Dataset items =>
_ _ _ _ _ _ _

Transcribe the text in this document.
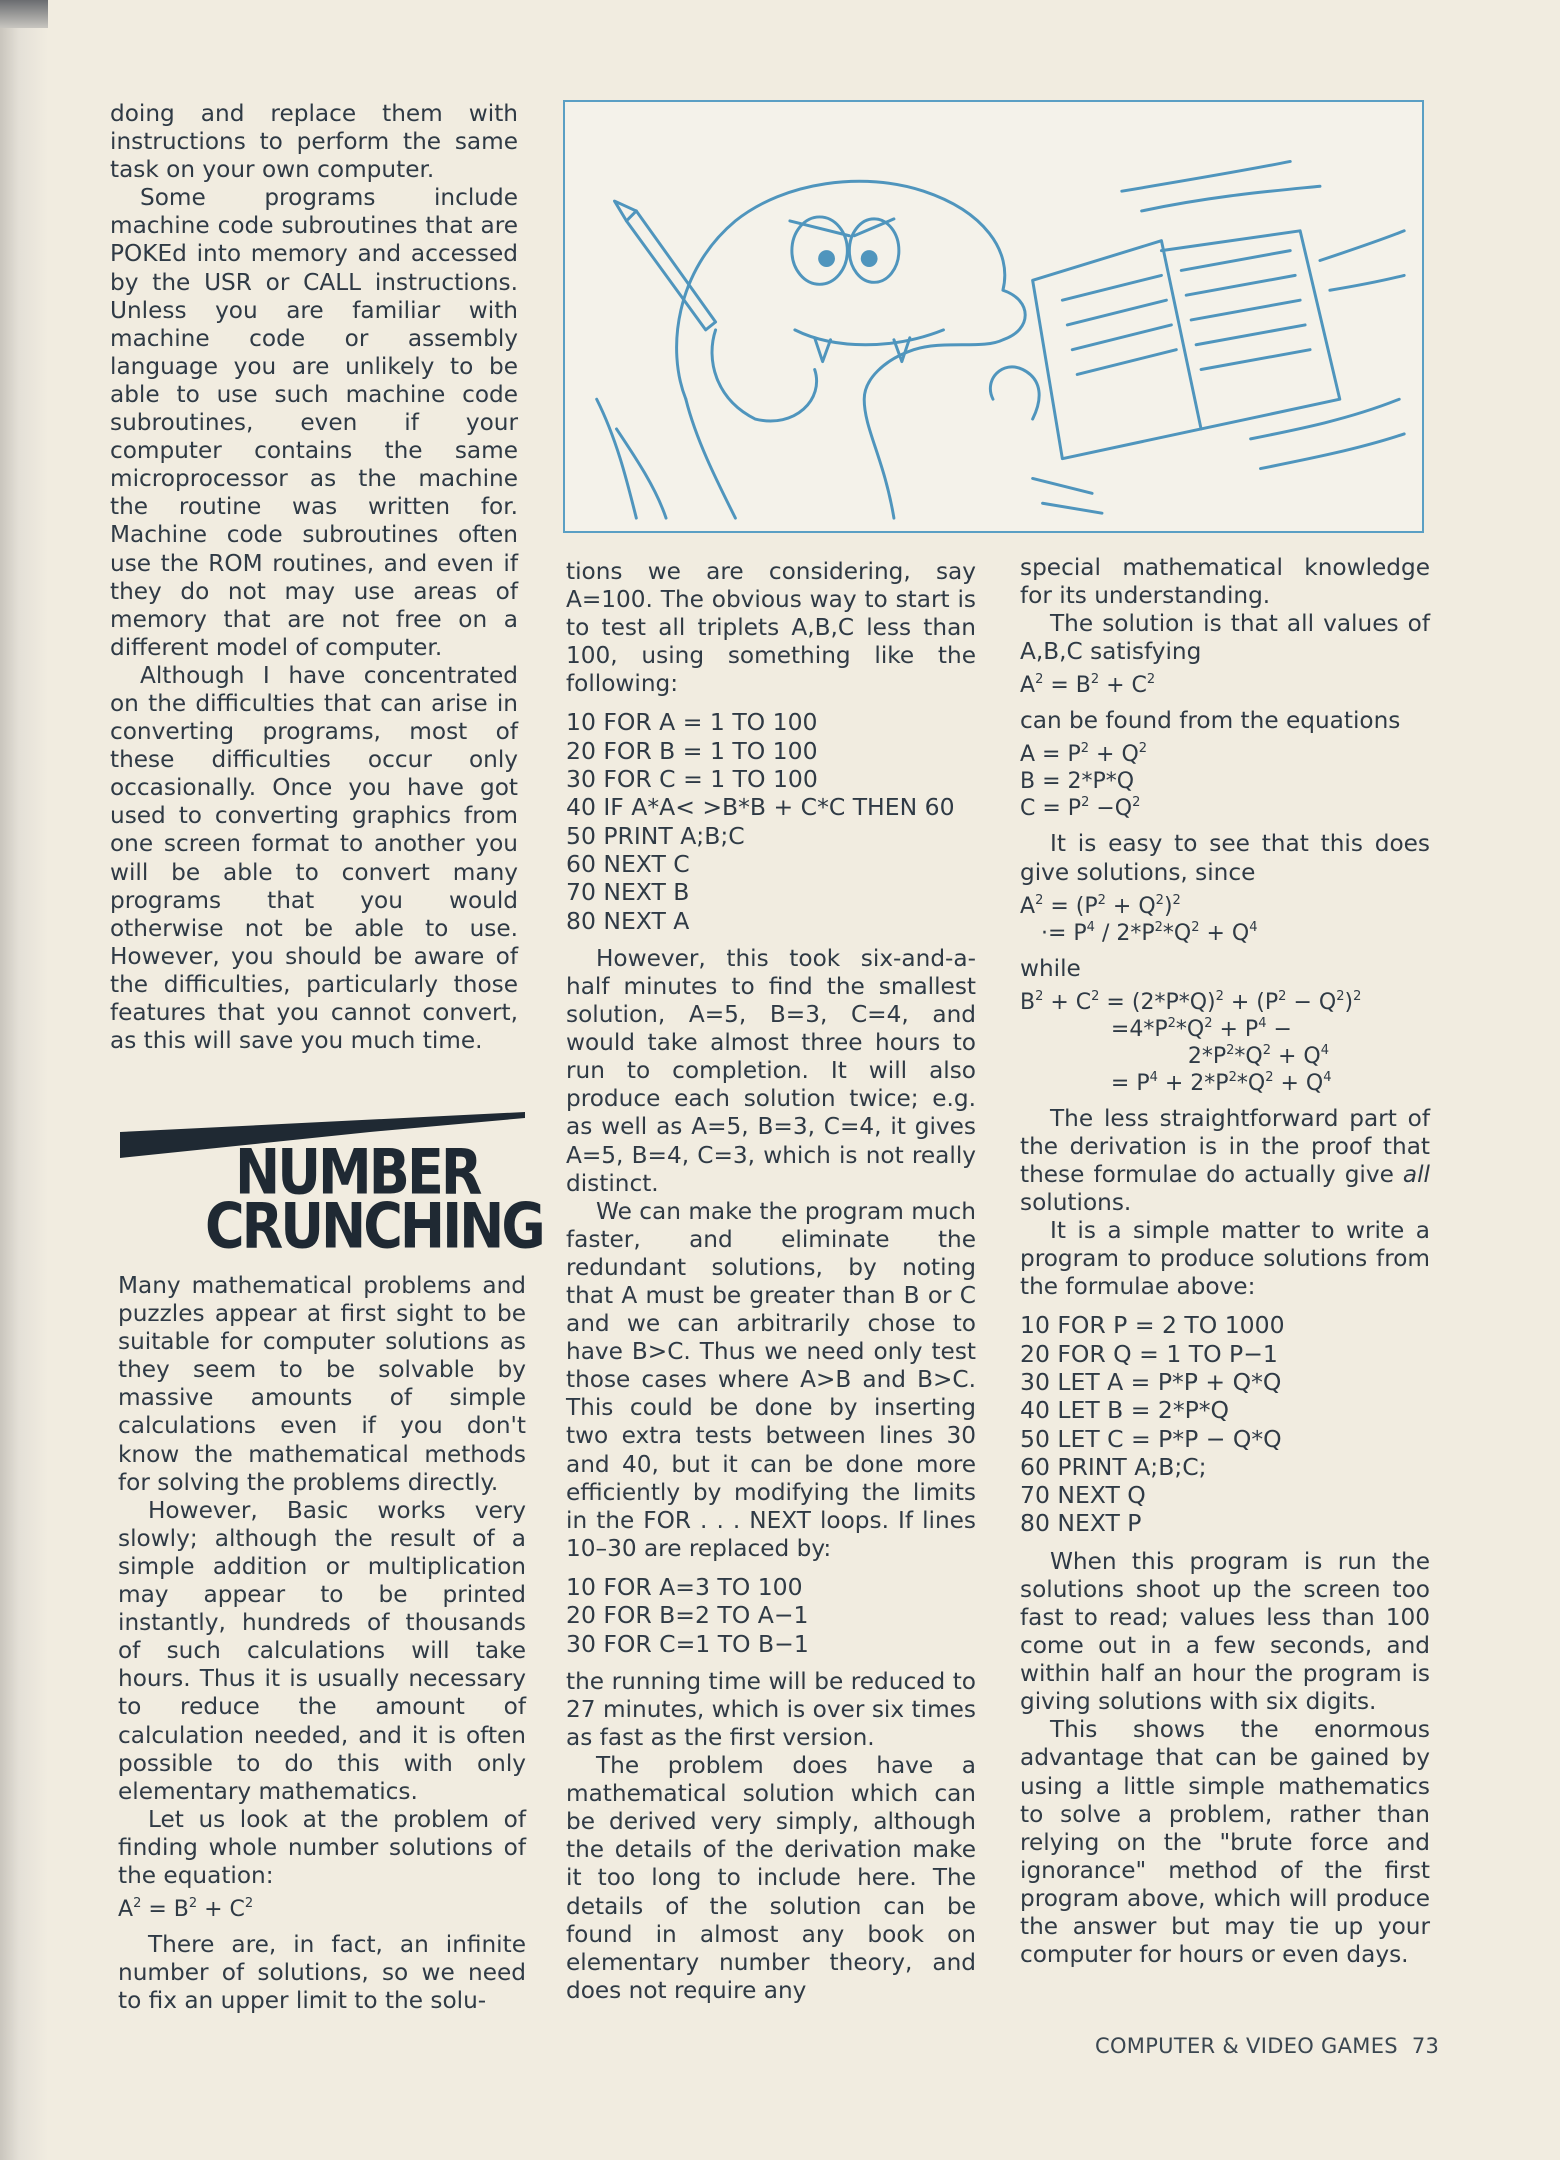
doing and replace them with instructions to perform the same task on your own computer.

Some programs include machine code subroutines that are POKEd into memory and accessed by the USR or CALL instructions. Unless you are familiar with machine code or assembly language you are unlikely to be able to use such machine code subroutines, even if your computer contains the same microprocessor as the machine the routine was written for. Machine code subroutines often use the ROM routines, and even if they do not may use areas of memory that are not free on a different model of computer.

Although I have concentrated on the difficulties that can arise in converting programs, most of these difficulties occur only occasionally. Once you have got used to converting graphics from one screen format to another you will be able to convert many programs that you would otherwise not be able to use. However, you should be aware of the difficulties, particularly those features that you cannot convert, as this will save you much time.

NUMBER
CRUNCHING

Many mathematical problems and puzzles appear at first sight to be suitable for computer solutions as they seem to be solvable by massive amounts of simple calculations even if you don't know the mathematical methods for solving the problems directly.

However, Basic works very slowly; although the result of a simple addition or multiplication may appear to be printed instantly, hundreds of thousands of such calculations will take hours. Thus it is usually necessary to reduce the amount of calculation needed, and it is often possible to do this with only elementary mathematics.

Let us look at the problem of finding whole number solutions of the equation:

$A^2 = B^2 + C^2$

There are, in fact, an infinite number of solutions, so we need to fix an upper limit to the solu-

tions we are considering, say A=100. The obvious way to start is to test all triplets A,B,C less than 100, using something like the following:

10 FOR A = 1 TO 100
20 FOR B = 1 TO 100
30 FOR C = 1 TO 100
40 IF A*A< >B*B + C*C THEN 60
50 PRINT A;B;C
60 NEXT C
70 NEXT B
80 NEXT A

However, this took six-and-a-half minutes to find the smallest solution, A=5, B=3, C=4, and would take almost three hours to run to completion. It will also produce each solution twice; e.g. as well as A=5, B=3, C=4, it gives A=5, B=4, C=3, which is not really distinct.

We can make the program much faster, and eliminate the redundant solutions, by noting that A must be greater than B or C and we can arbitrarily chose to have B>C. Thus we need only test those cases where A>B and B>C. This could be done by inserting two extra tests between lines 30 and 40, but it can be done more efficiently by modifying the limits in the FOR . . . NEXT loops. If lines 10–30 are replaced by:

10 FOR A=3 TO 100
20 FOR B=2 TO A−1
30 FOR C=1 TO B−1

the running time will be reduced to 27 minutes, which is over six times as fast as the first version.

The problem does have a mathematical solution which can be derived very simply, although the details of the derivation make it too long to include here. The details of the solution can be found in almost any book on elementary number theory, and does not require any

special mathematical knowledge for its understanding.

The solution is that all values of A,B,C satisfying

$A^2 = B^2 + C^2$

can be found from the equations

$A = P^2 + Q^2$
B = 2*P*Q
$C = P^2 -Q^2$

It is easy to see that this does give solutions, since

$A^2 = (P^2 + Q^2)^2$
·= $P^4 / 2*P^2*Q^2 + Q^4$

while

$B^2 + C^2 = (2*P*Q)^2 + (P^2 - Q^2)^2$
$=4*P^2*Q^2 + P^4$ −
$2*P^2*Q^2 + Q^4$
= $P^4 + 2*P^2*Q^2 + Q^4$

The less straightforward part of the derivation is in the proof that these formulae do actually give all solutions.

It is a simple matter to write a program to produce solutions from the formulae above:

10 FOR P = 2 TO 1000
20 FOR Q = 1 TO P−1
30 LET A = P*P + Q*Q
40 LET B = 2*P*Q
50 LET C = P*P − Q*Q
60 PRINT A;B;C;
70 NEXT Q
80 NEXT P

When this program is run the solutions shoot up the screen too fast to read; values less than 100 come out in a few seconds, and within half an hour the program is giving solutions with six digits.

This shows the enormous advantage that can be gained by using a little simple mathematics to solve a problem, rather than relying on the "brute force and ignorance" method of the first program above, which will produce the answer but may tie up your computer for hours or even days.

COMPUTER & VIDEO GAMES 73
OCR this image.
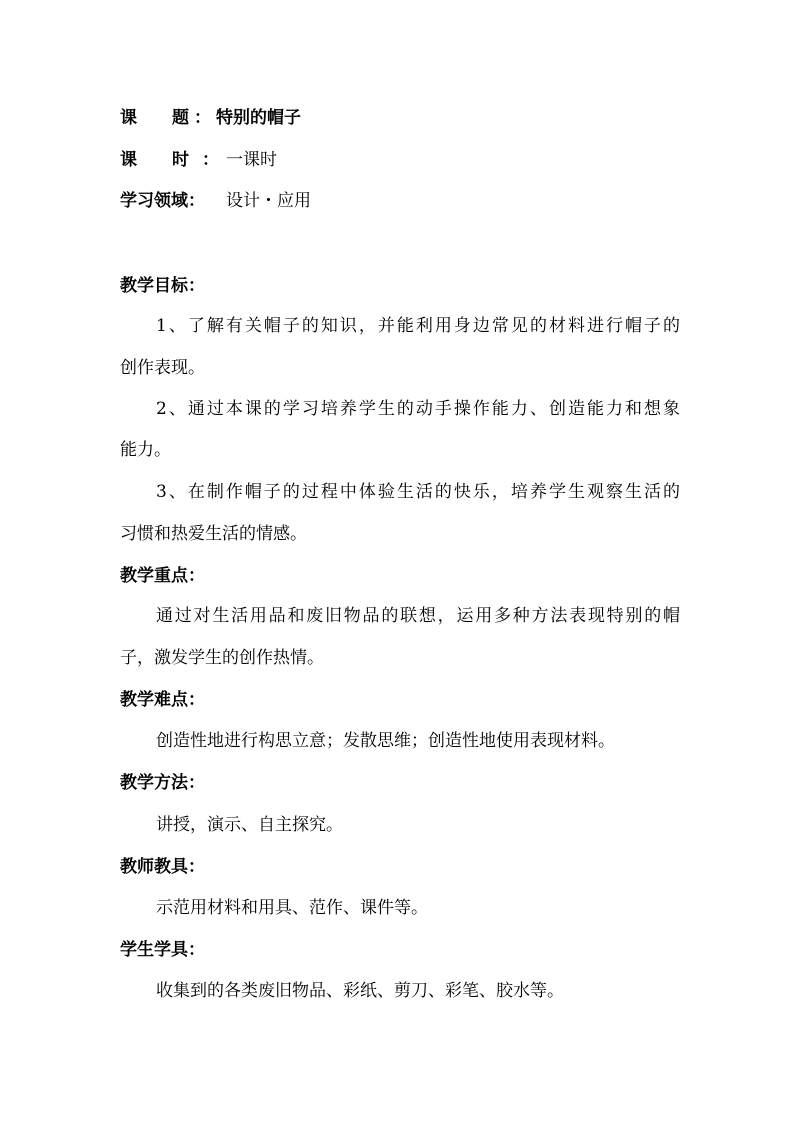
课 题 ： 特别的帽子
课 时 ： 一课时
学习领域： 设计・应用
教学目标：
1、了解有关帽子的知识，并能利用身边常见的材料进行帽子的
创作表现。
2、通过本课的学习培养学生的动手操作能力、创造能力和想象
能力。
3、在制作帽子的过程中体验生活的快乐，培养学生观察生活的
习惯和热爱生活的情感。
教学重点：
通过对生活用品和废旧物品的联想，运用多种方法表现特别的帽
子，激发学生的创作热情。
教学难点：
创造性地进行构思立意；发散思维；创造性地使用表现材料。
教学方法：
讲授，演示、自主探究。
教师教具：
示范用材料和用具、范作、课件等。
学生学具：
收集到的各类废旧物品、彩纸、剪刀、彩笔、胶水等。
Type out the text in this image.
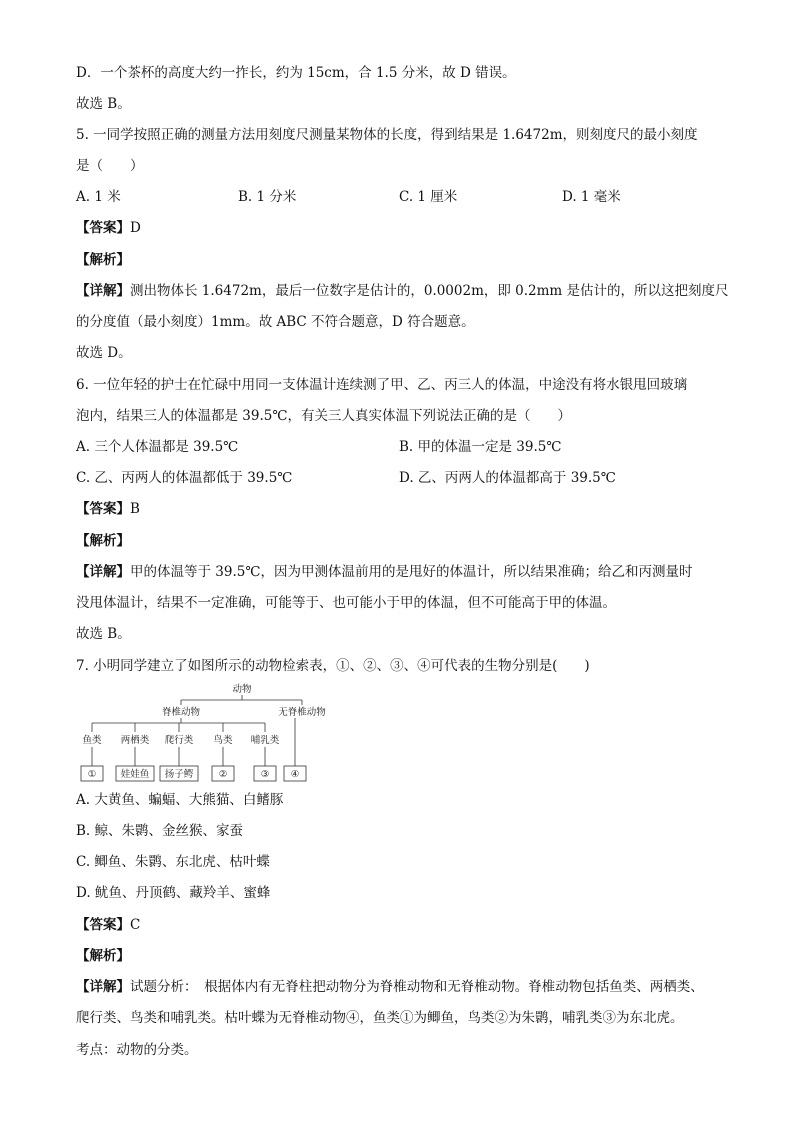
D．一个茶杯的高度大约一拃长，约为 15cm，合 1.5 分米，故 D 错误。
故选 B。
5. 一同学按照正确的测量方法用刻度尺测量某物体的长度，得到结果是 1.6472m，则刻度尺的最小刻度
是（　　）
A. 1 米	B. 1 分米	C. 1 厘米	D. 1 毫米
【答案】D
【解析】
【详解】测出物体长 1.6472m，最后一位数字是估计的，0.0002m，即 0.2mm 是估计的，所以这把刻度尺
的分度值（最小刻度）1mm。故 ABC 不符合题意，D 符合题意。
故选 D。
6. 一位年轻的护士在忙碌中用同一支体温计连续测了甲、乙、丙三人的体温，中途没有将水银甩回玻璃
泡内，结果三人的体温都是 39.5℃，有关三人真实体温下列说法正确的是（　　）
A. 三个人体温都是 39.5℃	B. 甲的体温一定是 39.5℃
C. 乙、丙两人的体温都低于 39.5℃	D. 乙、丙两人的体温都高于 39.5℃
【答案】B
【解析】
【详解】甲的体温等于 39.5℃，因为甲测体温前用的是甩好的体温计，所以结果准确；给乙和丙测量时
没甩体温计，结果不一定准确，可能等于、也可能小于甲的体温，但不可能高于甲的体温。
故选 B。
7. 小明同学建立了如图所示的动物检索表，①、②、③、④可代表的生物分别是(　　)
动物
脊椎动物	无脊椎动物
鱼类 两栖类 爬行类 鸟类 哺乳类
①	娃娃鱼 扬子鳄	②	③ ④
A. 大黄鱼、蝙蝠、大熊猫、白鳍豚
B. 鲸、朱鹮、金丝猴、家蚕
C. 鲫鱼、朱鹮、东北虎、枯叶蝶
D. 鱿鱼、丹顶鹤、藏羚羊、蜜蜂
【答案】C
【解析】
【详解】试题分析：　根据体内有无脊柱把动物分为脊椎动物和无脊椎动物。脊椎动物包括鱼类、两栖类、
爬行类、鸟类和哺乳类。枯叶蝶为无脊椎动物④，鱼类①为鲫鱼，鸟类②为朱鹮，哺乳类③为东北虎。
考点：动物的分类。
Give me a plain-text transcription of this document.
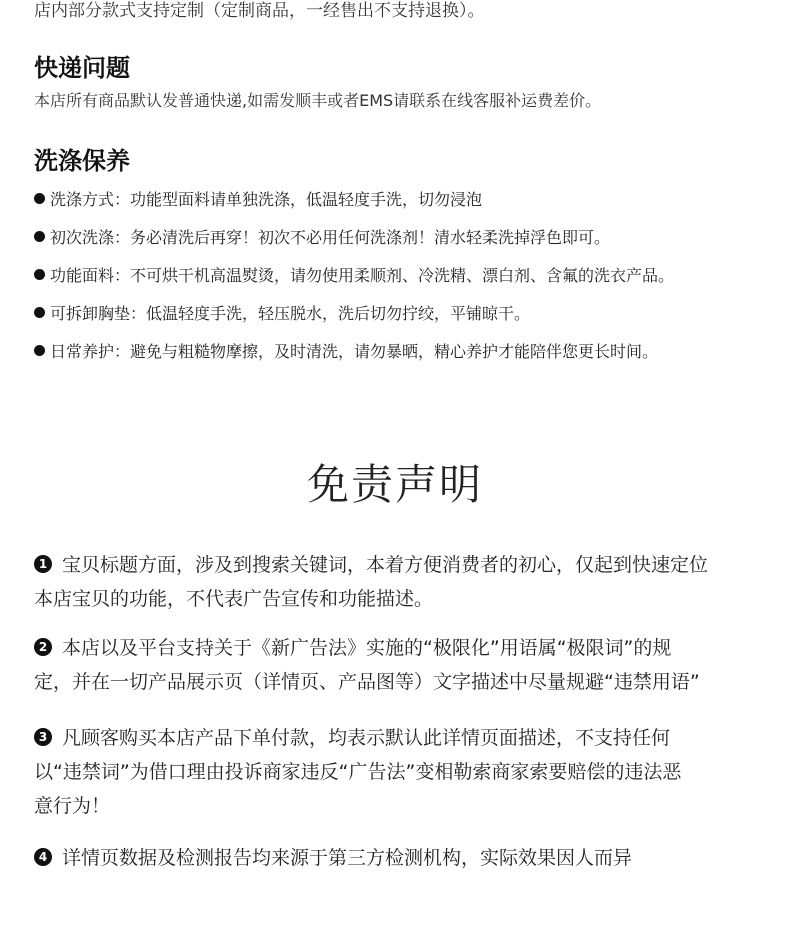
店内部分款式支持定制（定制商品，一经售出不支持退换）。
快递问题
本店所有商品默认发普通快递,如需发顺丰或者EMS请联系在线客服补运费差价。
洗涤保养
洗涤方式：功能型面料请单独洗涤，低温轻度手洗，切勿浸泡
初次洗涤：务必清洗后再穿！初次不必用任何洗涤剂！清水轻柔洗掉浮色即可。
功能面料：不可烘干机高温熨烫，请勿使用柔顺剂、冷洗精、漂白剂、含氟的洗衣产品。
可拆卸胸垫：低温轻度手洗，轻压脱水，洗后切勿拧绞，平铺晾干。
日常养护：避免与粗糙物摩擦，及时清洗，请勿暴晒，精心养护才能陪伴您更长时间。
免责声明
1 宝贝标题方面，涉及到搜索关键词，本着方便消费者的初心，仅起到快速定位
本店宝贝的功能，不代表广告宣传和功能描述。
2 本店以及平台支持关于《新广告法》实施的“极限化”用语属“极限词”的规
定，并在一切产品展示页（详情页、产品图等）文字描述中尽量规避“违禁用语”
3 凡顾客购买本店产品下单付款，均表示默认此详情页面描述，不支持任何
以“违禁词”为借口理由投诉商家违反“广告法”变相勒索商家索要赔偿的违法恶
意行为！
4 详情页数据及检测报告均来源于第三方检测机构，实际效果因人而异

_ _ _ _ _ _ _

Task to carry out =>
Using the records above, copy each line that contains "take".

Answer below =>
However, Basic works very slowly; although the result of a simple addition or multiplication may appear to be printed instantly, hundreds of thousands of such calculations will take hours. Thus it is usually necessary to reduce the amount of calculation needed, and it is often possible to do this with only elementary mathematics.
However, this took six-and-a-half minutes to find the smallest solution, A=5, B=3, C=4, and would take almost three hours to run to completion. It will also produce each solution twice; e.g. as well as A=5, B=3, C=4, it gives A=5, B=4, C=3, which is not really distinct.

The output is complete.